▶ Required work
Lift every line from the entries that includes the word "abnormal".

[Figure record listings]
........

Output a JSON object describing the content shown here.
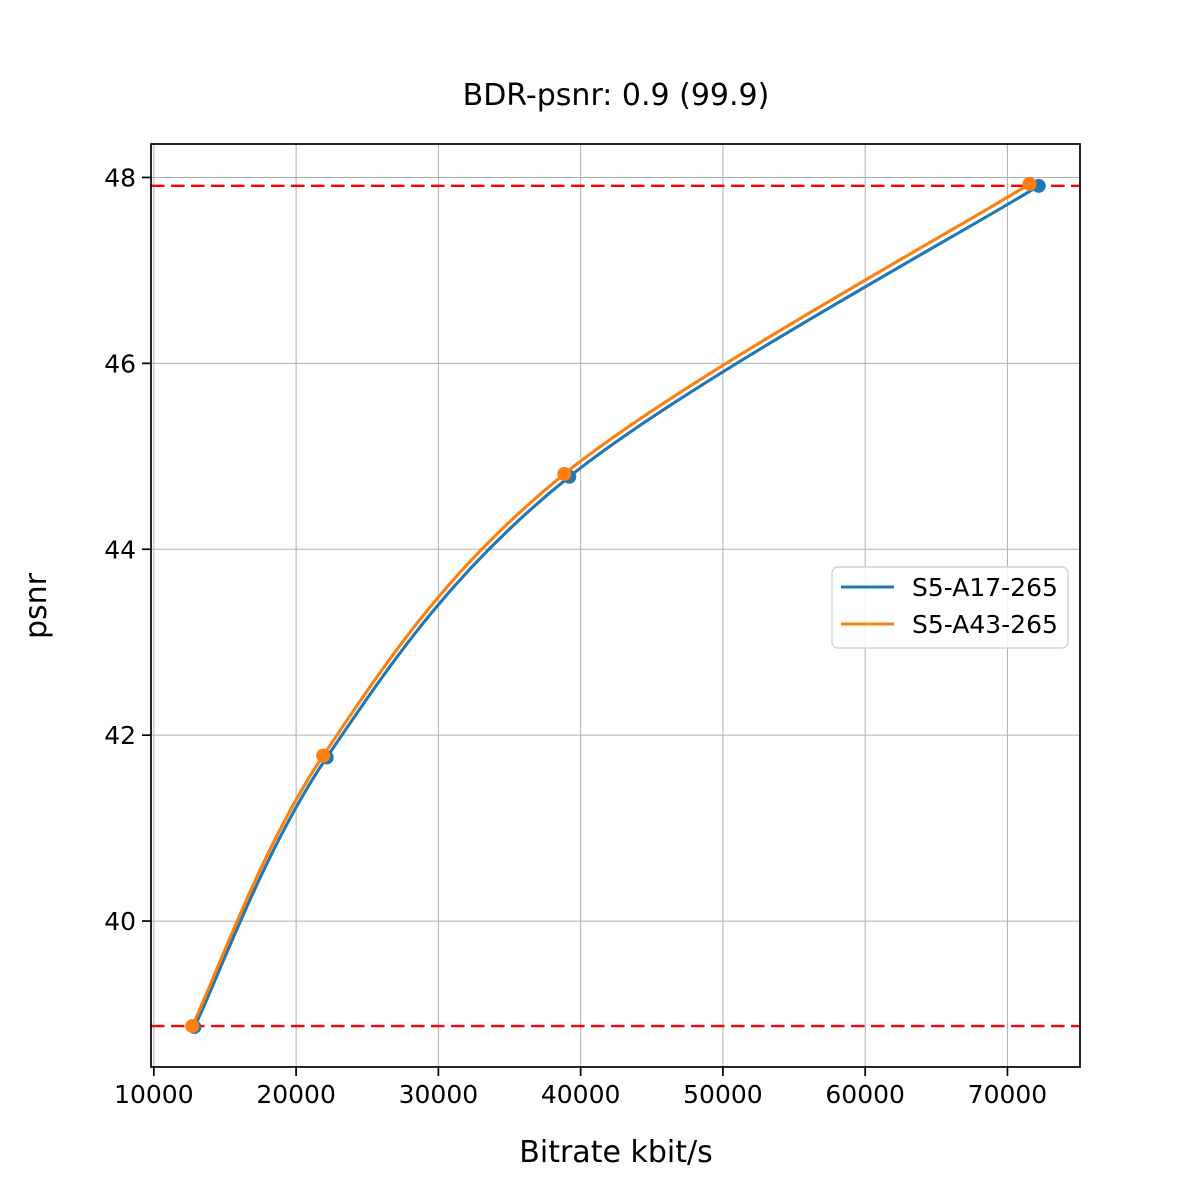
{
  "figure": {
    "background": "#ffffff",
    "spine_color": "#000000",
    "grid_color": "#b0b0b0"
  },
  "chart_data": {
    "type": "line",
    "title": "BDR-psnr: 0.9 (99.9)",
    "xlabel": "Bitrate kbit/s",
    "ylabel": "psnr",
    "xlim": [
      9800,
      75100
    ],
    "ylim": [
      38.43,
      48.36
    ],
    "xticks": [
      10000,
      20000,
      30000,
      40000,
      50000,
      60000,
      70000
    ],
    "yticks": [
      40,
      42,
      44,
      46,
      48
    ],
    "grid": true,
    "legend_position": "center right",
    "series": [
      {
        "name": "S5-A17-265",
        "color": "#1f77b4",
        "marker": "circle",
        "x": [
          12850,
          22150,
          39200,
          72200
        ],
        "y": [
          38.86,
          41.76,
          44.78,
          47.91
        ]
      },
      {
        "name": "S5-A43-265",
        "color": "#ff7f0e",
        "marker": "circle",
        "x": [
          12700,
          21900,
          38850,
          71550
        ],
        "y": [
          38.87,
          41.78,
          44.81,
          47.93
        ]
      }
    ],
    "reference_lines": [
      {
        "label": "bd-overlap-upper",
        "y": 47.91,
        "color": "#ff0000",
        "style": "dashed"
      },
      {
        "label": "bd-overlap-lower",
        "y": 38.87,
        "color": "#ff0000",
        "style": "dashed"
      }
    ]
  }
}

........

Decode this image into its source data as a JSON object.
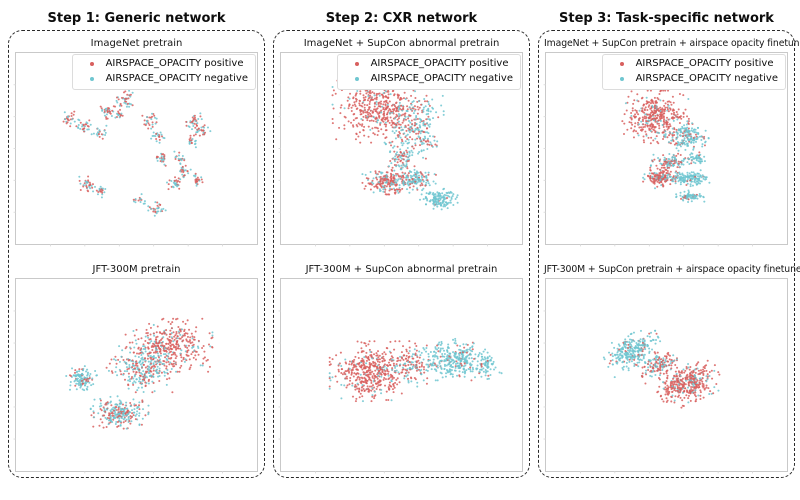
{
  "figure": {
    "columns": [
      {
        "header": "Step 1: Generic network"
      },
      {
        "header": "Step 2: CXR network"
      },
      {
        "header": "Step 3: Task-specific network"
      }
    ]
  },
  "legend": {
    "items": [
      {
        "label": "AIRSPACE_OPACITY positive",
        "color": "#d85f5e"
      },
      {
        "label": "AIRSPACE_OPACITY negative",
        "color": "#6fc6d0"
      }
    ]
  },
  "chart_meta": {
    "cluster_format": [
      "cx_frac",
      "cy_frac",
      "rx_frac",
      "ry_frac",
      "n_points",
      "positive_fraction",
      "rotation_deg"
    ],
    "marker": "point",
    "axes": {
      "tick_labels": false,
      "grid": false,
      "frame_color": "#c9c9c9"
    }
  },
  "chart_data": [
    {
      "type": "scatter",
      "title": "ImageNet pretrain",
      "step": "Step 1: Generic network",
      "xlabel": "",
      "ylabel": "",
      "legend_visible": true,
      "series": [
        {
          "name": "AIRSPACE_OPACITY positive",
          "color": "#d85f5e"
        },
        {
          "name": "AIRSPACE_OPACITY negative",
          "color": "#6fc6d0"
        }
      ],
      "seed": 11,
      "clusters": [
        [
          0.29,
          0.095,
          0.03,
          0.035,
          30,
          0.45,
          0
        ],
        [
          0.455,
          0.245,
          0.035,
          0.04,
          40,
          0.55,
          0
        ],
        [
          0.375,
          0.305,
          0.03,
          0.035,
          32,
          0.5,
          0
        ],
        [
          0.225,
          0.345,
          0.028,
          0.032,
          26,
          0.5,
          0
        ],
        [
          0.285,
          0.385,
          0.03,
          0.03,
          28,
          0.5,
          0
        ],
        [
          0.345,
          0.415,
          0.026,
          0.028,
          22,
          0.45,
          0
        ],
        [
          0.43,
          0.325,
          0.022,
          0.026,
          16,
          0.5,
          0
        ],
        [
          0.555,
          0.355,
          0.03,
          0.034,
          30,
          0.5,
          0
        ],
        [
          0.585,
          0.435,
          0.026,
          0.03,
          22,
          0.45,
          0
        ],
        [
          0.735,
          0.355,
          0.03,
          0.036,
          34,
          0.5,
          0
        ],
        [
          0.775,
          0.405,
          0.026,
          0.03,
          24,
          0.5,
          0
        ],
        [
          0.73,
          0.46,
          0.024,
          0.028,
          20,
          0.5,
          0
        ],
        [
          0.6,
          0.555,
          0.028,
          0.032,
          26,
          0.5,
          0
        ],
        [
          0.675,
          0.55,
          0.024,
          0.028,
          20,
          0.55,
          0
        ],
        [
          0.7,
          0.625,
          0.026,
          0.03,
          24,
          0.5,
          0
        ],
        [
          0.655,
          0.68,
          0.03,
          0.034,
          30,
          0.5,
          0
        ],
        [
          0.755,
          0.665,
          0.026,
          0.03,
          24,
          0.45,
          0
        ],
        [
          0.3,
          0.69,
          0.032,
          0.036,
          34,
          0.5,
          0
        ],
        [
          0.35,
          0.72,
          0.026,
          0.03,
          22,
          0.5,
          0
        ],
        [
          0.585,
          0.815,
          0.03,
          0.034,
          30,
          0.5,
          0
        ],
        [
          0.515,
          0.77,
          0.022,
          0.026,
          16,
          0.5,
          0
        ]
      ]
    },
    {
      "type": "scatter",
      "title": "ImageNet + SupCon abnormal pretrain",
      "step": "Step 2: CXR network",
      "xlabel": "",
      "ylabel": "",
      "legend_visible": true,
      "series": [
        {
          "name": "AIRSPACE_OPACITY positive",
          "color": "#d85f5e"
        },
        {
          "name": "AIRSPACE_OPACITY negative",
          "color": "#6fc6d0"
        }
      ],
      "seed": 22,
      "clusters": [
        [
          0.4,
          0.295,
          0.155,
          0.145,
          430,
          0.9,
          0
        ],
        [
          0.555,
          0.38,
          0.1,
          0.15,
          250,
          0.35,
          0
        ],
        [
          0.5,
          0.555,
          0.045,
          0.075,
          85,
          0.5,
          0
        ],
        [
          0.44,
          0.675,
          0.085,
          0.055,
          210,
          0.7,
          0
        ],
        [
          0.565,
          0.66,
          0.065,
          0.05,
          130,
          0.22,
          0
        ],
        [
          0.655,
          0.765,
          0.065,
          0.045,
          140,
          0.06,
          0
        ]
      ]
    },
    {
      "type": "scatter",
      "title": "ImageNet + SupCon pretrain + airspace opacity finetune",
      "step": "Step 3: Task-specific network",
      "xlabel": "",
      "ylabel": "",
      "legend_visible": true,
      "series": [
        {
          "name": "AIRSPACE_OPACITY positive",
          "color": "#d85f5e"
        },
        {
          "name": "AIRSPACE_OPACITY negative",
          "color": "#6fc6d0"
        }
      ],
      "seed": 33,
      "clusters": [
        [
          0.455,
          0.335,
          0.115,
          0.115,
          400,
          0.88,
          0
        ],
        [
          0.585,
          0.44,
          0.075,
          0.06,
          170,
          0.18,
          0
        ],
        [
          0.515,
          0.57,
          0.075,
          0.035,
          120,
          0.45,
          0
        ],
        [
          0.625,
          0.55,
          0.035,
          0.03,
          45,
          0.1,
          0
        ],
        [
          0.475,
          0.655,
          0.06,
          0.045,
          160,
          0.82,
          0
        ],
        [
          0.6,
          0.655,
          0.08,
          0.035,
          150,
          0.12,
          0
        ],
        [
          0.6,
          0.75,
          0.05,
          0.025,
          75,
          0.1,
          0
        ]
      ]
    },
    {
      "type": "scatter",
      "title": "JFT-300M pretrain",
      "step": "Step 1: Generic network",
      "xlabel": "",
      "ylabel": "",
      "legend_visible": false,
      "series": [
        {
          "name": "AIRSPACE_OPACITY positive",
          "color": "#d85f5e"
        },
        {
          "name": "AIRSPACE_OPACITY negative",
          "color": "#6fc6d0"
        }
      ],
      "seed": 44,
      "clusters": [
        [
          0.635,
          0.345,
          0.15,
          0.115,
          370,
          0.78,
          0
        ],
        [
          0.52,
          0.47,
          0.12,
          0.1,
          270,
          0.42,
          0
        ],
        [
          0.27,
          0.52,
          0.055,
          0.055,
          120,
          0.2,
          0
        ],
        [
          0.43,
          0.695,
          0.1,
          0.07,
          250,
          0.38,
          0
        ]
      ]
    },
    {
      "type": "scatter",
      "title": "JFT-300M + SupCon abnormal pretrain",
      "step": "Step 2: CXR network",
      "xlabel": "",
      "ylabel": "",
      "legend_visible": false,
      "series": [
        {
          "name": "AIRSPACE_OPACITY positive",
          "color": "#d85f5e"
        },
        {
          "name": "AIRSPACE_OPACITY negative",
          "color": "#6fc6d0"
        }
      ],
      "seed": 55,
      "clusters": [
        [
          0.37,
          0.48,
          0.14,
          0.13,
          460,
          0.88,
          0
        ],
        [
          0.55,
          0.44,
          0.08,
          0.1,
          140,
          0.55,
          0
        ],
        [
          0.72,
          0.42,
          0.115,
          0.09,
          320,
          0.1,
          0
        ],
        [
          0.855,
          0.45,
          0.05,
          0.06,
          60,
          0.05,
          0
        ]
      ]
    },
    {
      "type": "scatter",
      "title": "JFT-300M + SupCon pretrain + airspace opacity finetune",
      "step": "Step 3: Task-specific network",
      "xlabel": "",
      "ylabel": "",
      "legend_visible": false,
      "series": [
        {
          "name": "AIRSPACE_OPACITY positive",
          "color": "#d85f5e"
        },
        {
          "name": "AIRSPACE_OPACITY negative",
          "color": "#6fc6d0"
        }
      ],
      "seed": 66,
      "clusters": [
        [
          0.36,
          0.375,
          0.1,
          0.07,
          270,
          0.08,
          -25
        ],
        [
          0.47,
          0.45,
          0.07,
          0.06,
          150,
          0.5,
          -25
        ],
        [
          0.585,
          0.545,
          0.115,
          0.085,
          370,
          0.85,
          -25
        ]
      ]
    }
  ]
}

........

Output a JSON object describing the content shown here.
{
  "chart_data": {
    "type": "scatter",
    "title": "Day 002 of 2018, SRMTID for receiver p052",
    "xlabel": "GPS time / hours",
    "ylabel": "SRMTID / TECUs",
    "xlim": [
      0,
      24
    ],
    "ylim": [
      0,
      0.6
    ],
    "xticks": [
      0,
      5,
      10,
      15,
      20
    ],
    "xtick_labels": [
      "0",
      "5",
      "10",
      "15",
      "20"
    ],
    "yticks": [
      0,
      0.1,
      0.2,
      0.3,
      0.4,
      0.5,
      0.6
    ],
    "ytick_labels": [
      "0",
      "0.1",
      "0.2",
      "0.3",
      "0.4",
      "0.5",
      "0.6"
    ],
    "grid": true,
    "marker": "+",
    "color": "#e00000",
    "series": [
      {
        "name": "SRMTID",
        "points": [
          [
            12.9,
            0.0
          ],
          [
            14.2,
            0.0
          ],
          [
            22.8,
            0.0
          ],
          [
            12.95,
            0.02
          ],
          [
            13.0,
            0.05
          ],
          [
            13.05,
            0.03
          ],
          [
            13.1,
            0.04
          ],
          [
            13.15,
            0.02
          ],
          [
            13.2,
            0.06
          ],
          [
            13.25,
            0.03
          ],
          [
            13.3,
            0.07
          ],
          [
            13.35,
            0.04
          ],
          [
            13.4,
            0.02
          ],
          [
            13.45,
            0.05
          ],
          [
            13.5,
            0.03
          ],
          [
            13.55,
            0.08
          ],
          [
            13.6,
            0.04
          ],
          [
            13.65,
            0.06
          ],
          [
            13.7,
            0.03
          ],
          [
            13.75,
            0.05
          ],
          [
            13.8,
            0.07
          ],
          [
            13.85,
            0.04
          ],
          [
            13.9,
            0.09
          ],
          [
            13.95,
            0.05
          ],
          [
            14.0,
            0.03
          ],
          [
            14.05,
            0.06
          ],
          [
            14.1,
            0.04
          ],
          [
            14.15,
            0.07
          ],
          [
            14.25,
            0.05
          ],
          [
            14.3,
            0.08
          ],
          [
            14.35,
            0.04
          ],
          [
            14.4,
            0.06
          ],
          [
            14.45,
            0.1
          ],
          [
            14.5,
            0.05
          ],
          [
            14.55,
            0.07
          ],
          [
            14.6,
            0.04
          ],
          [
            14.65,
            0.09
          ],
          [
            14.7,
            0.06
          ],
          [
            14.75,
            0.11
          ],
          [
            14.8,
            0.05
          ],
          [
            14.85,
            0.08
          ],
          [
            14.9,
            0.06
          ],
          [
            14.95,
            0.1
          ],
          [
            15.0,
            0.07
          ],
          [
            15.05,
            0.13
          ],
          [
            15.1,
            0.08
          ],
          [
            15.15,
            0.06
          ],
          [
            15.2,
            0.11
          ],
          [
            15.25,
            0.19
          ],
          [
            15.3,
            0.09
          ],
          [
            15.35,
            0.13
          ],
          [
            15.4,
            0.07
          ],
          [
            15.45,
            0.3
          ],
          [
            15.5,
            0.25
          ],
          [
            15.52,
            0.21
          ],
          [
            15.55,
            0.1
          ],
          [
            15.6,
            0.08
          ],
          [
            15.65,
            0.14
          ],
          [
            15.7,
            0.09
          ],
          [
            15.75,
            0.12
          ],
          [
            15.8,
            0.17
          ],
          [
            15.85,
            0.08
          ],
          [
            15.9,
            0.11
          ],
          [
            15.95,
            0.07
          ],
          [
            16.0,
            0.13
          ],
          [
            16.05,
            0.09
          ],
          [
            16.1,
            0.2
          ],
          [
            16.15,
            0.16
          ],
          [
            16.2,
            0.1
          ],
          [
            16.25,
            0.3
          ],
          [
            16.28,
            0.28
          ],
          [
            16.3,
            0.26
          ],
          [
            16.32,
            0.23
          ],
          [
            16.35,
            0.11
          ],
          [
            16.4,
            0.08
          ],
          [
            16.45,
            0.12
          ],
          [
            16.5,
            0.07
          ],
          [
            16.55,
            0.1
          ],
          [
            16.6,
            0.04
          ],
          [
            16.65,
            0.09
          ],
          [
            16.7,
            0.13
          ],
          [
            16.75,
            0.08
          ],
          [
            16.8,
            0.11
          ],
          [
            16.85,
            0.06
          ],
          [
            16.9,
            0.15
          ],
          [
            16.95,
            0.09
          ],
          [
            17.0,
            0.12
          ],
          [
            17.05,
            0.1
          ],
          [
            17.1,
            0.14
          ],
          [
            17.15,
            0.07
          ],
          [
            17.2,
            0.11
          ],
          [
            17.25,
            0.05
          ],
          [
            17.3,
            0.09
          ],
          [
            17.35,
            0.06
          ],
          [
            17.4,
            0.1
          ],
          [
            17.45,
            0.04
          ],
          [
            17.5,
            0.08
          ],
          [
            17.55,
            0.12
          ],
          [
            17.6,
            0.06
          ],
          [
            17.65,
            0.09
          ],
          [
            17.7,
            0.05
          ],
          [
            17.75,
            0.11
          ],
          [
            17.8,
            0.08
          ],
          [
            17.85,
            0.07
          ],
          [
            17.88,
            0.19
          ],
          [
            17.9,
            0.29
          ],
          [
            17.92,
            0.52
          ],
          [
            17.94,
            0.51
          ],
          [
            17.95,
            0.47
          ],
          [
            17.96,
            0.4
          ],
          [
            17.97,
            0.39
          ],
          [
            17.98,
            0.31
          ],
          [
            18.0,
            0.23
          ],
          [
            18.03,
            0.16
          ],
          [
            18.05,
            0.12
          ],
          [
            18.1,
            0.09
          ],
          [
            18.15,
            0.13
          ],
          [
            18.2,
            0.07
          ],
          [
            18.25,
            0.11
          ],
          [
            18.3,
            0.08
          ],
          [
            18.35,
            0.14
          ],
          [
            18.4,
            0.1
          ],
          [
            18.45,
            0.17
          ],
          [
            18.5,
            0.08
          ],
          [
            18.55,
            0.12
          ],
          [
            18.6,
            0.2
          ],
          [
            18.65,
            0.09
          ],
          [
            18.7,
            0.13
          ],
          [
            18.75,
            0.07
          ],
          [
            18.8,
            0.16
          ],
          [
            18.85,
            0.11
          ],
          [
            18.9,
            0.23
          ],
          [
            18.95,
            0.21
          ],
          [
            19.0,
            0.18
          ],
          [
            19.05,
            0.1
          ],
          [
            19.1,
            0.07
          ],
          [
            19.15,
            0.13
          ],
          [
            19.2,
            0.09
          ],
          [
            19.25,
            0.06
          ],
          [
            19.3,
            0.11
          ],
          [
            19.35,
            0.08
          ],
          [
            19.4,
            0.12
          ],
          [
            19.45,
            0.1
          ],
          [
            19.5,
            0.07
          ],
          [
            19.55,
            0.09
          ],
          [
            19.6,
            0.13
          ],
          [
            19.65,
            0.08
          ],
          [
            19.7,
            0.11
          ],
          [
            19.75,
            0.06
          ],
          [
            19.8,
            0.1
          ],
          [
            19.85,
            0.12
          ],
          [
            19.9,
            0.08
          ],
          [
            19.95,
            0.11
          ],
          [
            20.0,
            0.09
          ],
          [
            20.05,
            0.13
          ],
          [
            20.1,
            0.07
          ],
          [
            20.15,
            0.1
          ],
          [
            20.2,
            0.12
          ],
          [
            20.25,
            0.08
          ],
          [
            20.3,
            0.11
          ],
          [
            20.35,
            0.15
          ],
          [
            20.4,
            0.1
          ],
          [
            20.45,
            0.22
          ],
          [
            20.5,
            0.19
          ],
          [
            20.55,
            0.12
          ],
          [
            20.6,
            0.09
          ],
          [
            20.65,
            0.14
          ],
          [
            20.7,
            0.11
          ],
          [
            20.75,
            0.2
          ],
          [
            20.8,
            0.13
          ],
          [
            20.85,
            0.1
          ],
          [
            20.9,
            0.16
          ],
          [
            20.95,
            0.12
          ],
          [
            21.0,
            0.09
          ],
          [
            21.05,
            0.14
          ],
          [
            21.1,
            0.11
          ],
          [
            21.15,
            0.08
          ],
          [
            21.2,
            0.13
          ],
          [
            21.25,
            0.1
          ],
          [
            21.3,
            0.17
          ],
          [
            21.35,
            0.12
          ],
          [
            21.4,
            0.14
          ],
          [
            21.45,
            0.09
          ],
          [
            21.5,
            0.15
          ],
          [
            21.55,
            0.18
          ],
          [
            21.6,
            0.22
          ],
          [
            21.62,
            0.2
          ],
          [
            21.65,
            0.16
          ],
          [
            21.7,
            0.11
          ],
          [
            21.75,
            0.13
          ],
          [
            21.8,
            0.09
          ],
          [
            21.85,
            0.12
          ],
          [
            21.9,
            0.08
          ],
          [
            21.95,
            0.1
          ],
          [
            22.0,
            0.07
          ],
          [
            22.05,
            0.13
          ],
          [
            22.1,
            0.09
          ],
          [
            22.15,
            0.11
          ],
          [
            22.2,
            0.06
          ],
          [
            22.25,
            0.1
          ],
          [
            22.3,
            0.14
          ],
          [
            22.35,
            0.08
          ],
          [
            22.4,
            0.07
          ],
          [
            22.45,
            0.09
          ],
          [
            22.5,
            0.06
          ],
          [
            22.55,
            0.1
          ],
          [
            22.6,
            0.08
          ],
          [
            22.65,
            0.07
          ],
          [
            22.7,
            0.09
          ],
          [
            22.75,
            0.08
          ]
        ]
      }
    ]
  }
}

........

▶ Written reply
      "title": "ImageNet + SupCon abnormal pretrain",
      "title": "JFT-300M + SupCon abnormal pretrain",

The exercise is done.